** DESCRIPTION OF THE TASK **
For the entries that follow, state how many lines include the word "Projection", giving the number and nothing else.
○ ○ ○ ○
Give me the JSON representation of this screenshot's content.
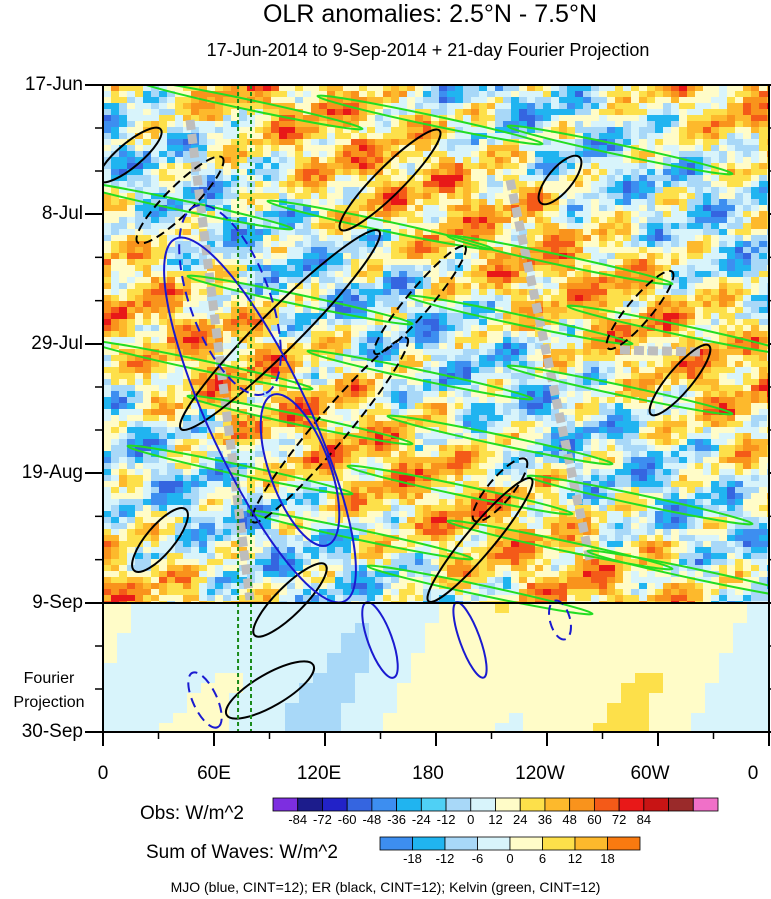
{
  "title": "OLR anomalies: 2.5°N - 7.5°N",
  "subtitle": "17-Jun-2014 to 9-Sep-2014 + 21-day Fourier Projection",
  "fourier_label_1": "Fourier",
  "fourier_label_2": "Projection",
  "footer": "MJO (blue, CINT=12); ER (black, CINT=12); Kelvin (green, CINT=12)",
  "obs_bar": {
    "title": "Obs: W/m^2",
    "ticks": [
      "-84",
      "-72",
      "-60",
      "-48",
      "-36",
      "-24",
      "-12",
      "0",
      "12",
      "24",
      "36",
      "48",
      "60",
      "72",
      "84"
    ],
    "colors": [
      "#7d2ee0",
      "#1c1c8c",
      "#2222c8",
      "#3565e0",
      "#3d8ef0",
      "#20b4f0",
      "#4fd0f5",
      "#a8d8f8",
      "#d8f4fb",
      "#fffcc8",
      "#fde04a",
      "#fdb92c",
      "#f9931c",
      "#f45a18",
      "#e81818",
      "#c81414",
      "#9a2a2a",
      "#f070c8"
    ]
  },
  "sow_bar": {
    "title": "Sum of Waves: W/m^2",
    "ticks": [
      "-18",
      "-12",
      "-6",
      "0",
      "6",
      "12",
      "18"
    ],
    "colors": [
      "#3d8ef0",
      "#20b4f0",
      "#a8d8f8",
      "#d8f4fb",
      "#fffcc8",
      "#fde04a",
      "#fdb92c",
      "#f97a10"
    ]
  },
  "chart_data": {
    "type": "heatmap",
    "title": "OLR anomalies: 2.5°N - 7.5°N",
    "subtitle": "17-Jun-2014 to 9-Sep-2014 + 21-day Fourier Projection",
    "x_axis": {
      "ticks": [
        "0",
        "60E",
        "120E",
        "180",
        "120W",
        "60W",
        "0"
      ],
      "values": [
        0,
        60,
        120,
        180,
        240,
        300,
        360
      ],
      "range": [
        0,
        360
      ]
    },
    "y_axis": {
      "ticks": [
        "17-Jun",
        "8-Jul",
        "29-Jul",
        "19-Aug",
        "9-Sep",
        "30-Sep"
      ],
      "range": [
        "17-Jun-2014",
        "30-Sep-2014"
      ],
      "observed_end": "9-Sep-2014"
    },
    "fourier_region": [
      "9-Sep-2014",
      "30-Sep-2014"
    ],
    "reference_lines": [
      {
        "type": "vertical",
        "lon": 73,
        "style": "dashed",
        "color": "#1a8a1a"
      },
      {
        "type": "vertical",
        "lon": 80,
        "style": "dashed",
        "color": "#1a8a1a"
      },
      {
        "type": "horizontal",
        "date": "9-Sep-2014",
        "style": "solid",
        "color": "#000000"
      }
    ],
    "contours": [
      {
        "name": "MJO",
        "color": "#1a1ad0",
        "cint": 12
      },
      {
        "name": "ER",
        "color": "#000000",
        "cint": 12
      },
      {
        "name": "Kelvin",
        "color": "#22dd22",
        "cint": 12
      }
    ]
  }
}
○ ○ ○ ○
** CORRECT RESULT **
3